All material below is to be reproduced exactly.

[Rows from a figure dataset]
┄┄┄┄┄┄┄┄┄┄
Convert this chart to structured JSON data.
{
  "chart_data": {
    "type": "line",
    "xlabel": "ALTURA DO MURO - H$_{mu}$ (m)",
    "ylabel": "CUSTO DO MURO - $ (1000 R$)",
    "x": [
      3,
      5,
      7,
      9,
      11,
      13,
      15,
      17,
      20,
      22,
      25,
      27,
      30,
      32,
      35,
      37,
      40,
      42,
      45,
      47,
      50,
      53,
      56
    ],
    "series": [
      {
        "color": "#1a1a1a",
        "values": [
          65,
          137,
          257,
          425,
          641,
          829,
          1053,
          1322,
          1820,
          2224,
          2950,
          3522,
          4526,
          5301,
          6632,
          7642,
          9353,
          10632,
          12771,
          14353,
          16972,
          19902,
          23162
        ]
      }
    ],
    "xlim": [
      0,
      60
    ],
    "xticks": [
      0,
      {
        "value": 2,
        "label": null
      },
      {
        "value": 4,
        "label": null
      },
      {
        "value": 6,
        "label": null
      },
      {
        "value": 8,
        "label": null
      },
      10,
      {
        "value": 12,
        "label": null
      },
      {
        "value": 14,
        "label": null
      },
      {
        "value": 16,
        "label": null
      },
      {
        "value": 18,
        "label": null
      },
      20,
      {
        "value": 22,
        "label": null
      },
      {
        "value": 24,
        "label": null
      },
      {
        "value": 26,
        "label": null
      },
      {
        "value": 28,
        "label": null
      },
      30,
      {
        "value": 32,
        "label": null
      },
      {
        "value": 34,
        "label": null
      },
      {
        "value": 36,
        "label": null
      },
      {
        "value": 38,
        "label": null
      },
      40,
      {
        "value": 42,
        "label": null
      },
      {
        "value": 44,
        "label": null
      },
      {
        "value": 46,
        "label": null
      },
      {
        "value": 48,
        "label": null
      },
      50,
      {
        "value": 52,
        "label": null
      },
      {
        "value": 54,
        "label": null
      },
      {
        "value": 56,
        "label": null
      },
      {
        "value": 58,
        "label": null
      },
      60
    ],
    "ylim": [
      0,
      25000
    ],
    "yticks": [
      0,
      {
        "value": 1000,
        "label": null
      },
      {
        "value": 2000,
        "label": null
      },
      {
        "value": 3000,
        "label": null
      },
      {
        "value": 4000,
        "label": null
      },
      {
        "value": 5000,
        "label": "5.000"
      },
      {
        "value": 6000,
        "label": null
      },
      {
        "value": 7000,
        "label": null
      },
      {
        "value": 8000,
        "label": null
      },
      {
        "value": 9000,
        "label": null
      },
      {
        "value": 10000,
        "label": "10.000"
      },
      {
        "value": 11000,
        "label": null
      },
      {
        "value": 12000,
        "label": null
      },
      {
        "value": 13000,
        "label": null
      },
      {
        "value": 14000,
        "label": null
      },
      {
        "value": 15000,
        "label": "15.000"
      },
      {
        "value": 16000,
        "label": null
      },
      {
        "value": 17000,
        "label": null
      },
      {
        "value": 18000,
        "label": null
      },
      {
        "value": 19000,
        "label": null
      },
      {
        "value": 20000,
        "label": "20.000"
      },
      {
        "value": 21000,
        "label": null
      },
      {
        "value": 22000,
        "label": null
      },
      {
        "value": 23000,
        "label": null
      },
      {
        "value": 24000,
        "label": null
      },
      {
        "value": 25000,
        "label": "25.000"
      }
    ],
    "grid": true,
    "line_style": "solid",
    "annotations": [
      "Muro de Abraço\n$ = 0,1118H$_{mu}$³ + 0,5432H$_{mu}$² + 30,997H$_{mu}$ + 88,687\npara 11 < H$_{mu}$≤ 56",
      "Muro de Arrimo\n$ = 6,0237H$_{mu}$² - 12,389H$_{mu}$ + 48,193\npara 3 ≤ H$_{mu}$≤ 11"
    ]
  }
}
┄┄┄┄┄┄┄┄┄┄
■ CORRECT RESULT ■
Convert this chart to structured JSON data.
{
  "chart_data": {
    "type": "line",
    "xlabel": "ALTURA DO MURO - H$_{mu}$ (m)",
    "ylabel": "CUSTO DO MURO - $ (1000 R$)",
    "x": [
      3,
      5,
      7,
      9,
      11,
      13,
      15,
      17,
      20,
      22,
      25,
      27,
      30,
      32,
      35,
      37,
      40,
      42,
      45,
      47,
      50,
      53,
      56
    ],
    "series": [
      {
        "color": "#1a1a1a",
        "values": [
          65,
          137,
          257,
          425,
          641,
          829,
          1053,
          1322,
          1820,
          2224,
          2950,
          3522,
          4526,
          5301,
          6632,
          7642,
          9353,
          10632,
          12771,
          14353,
          16972,
          19902,
          23162
        ]
      }
    ],
    "xlim": [
      0,
      60
    ],
    "xticks": [
      0,
      {
        "value": 2,
        "label": null
      },
      {
        "value": 4,
        "label": null
      },
      {
        "value": 6,
        "label": null
      },
      {
        "value": 8,
        "label": null
      },
      10,
      {
        "value": 12,
        "label": null
      },
      {
        "value": 14,
        "label": null
      },
      {
        "value": 16,
        "label": null
      },
      {
        "value": 18,
        "label": null
      },
      20,
      {
        "value": 22,
        "label": null
      },
      {
        "value": 24,
        "label": null
      },
      {
        "value": 26,
        "label": null
      },
      {
        "value": 28,
        "label": null
      },
      30,
      {
        "value": 32,
        "label": null
      },
      {
        "value": 34,
        "label": null
      },
      {
        "value": 36,
        "label": null
      },
      {
        "value": 38,
        "label": null
      },
      40,
      {
        "value": 42,
        "label": null
      },
      {
        "value": 44,
        "label": null
      },
      {
        "value": 46,
        "label": null
      },
      {
        "value": 48,
        "label": null
      },
      50,
      {
        "value": 52,
        "label": null
      },
      {
        "value": 54,
        "label": null
      },
      {
        "value": 56,
        "label": null
      },
      {
        "value": 58,
        "label": null
      },
      60
    ],
    "ylim": [
      0,
      25000
    ],
    "yticks": [
      0,
      {
        "value": 1000,
        "label": null
      },
      {
        "value": 2000,
        "label": null
      },
      {
        "value": 3000,
        "label": null
      },
      {
        "value": 4000,
        "label": null
      },
      {
        "value": 5000,
        "label": "5.000"
      },
      {
        "value": 6000,
        "label": null
      },
      {
        "value": 7000,
        "label": null
      },
      {
        "value": 8000,
        "label": null
      },
      {
        "value": 9000,
        "label": null
      },
      {
        "value": 10000,
        "label": "10.000"
      },
      {
        "value": 11000,
        "label": null
      },
      {
        "value": 12000,
        "label": null
      },
      {
        "value": 13000,
        "label": null
      },
      {
        "value": 14000,
        "label": null
      },
      {
        "value": 15000,
        "label": "15.000"
      },
      {
        "value": 16000,
        "label": null
      },
      {
        "value": 17000,
        "label": null
      },
      {
        "value": 18000,
        "label": null
      },
      {
        "value": 19000,
        "label": null
      },
      {
        "value": 20000,
        "label": "20.000"
      },
      {
        "value": 21000,
        "label": null
      },
      {
        "value": 22000,
        "label": null
      },
      {
        "value": 23000,
        "label": null
      },
      {
        "value": 24000,
        "label": null
      },
      {
        "value": 25000,
        "label": "25.000"
      }
    ],
    "grid": true,
    "line_style": "solid",
    "annotations": [
      "Muro de Abraço\n$ = 0,1118H$_{mu}$³ + 0,5432H$_{mu}$² + 30,997H$_{mu}$ + 88,687\npara 11 < H$_{mu}$≤ 56",
      "Muro de Arrimo\n$ = 6,0237H$_{mu}$² - 12,389H$_{mu}$ + 48,193\npara 3 ≤ H$_{mu}$≤ 11"
    ]
  }
}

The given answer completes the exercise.